#### DATASET ROWS
-- begin --

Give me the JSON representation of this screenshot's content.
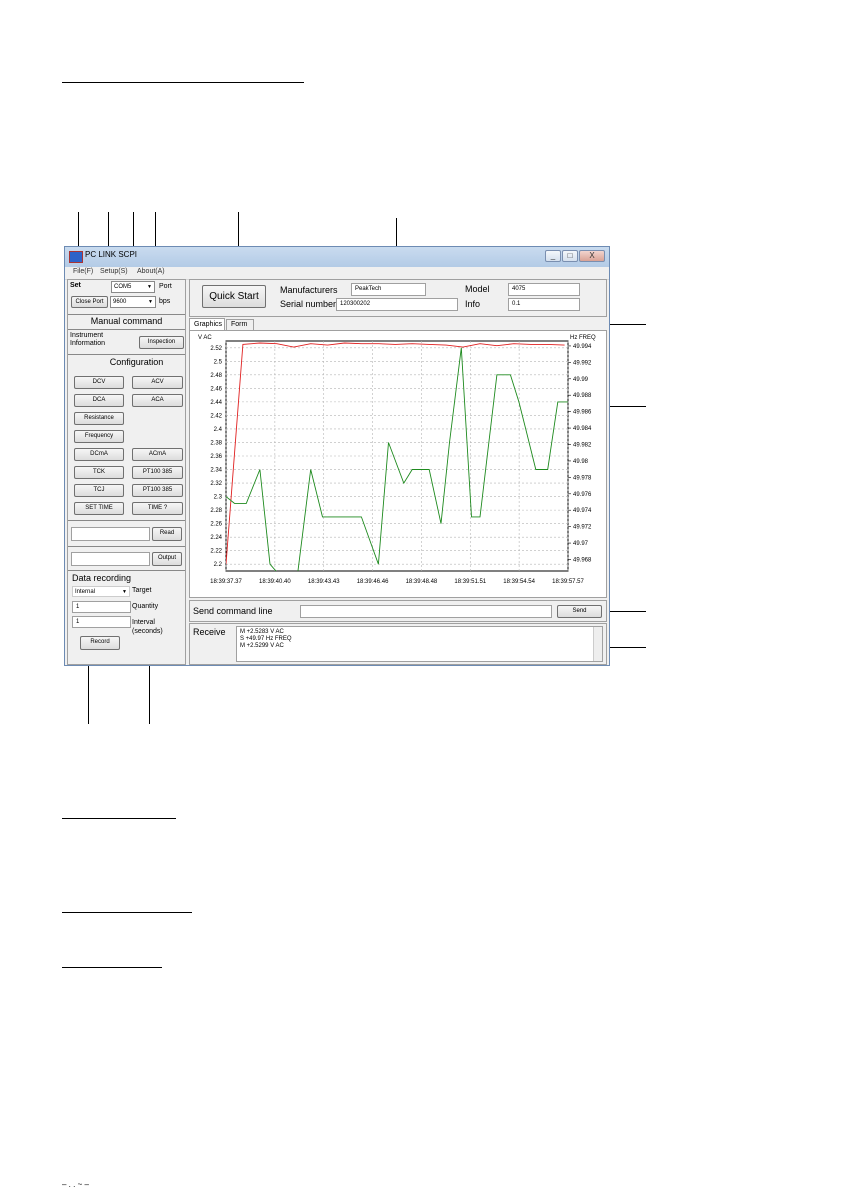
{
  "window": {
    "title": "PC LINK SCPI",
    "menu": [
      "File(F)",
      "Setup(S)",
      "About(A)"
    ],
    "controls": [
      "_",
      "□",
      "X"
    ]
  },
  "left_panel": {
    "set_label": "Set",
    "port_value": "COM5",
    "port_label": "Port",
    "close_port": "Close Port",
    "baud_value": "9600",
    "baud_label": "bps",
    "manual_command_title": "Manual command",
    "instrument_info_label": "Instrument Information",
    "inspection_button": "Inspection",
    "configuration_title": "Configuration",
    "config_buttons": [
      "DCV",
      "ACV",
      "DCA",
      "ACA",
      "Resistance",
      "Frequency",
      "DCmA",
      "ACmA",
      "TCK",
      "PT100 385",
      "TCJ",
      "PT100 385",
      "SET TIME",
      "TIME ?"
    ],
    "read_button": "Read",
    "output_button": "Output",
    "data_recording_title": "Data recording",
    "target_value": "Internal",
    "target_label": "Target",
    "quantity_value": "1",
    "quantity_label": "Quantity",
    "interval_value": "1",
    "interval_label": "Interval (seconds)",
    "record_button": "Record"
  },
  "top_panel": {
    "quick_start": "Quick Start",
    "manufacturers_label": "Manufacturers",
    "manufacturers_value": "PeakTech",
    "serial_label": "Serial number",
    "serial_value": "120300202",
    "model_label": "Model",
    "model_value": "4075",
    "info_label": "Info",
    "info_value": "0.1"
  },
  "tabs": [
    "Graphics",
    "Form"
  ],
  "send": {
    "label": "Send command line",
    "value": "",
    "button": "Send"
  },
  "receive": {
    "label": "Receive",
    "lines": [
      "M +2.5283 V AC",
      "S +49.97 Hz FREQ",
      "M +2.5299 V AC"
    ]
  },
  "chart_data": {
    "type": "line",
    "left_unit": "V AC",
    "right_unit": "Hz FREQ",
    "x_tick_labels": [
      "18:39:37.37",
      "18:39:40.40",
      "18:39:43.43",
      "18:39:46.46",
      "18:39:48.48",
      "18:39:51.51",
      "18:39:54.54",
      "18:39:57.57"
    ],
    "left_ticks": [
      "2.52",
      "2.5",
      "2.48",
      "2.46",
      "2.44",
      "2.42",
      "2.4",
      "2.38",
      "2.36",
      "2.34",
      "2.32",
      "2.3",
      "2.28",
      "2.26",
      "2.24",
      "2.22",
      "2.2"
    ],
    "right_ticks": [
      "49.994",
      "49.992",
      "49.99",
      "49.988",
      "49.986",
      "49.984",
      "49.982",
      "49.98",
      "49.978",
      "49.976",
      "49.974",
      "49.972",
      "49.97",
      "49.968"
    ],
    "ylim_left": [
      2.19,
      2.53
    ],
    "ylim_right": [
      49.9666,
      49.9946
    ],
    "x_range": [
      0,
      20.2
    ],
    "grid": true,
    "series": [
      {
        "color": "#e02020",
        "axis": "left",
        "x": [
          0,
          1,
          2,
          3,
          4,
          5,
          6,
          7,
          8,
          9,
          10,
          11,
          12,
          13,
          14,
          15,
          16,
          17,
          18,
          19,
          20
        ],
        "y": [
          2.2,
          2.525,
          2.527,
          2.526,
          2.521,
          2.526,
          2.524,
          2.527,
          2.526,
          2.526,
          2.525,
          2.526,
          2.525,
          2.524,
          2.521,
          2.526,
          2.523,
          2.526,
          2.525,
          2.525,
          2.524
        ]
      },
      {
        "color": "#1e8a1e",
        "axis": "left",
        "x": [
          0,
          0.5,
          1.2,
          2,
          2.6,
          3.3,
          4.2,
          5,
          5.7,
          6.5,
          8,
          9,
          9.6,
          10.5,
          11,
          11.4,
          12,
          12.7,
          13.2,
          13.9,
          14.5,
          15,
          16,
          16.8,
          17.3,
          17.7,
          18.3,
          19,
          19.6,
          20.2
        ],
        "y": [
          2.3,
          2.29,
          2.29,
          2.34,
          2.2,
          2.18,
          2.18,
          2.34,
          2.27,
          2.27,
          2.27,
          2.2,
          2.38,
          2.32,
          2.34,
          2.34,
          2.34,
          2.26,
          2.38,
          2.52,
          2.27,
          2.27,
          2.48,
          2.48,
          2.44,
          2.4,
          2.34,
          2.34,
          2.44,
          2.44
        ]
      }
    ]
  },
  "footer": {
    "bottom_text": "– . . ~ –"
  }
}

-- end --
-- begin --

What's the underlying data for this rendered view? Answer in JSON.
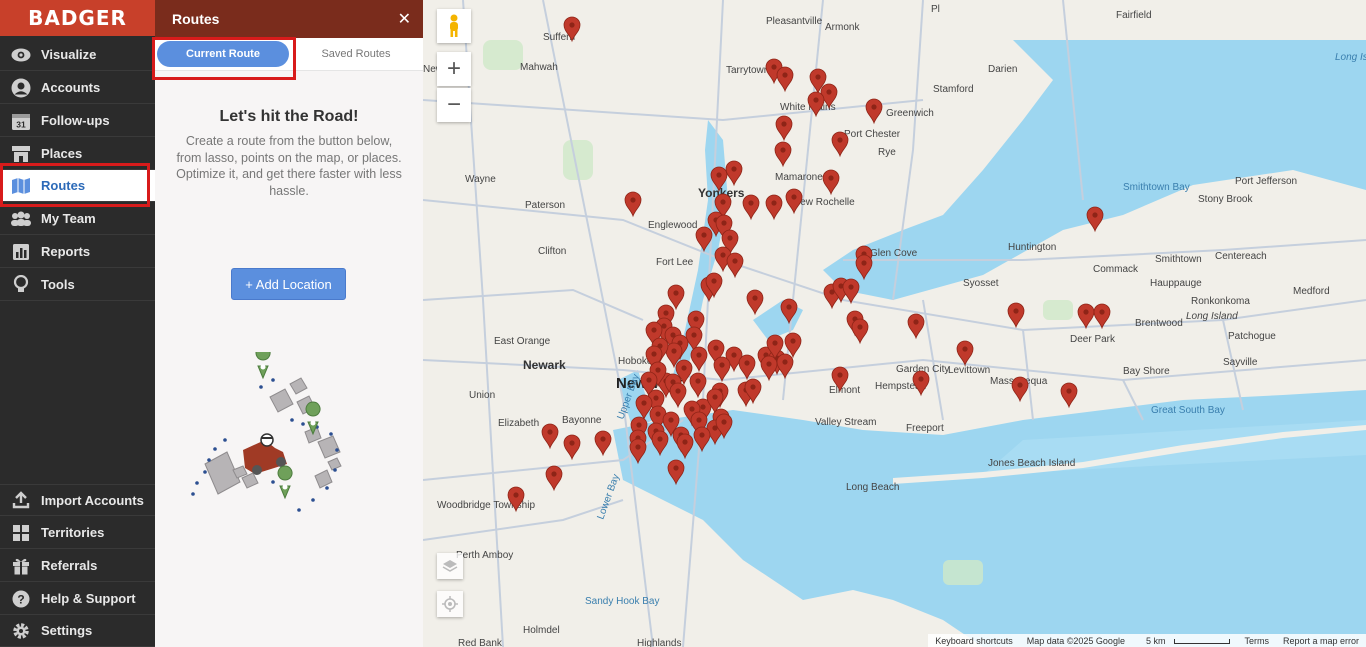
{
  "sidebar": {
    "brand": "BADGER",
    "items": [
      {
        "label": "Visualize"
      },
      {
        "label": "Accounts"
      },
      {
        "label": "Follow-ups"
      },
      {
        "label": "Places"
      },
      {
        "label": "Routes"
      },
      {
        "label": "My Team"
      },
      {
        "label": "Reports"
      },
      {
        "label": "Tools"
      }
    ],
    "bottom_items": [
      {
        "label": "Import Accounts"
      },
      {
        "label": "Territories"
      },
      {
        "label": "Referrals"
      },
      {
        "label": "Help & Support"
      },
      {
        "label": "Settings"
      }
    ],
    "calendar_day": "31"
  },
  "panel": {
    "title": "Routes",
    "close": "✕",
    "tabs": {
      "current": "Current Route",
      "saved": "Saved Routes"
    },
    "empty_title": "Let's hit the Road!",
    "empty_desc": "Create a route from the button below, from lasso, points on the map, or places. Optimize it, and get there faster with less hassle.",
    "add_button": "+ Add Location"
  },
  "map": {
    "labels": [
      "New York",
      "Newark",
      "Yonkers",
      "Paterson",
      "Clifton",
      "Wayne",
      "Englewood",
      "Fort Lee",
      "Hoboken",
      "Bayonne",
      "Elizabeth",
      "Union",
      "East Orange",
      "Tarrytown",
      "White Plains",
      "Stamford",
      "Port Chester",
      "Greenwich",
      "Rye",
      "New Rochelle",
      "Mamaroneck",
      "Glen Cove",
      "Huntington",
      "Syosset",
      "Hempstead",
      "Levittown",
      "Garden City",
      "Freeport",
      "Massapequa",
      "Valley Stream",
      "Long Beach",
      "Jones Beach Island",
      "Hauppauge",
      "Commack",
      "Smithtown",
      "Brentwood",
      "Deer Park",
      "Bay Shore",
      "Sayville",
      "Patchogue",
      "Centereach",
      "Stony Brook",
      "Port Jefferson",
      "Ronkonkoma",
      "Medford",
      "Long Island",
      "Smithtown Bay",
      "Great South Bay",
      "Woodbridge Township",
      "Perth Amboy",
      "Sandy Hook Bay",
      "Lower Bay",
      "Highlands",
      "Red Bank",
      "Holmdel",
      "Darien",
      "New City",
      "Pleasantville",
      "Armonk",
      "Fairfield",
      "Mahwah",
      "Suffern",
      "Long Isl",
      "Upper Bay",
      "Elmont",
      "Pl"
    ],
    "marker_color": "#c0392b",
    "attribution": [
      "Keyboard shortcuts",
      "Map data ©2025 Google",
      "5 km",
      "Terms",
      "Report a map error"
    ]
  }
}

-- end --

#### TASK DETAILS
Pick out all lines from the data above in which the word "Accounts" appears.

#### IN RESPONSE
        "label": "Accounts"
        "label": "Import Accounts"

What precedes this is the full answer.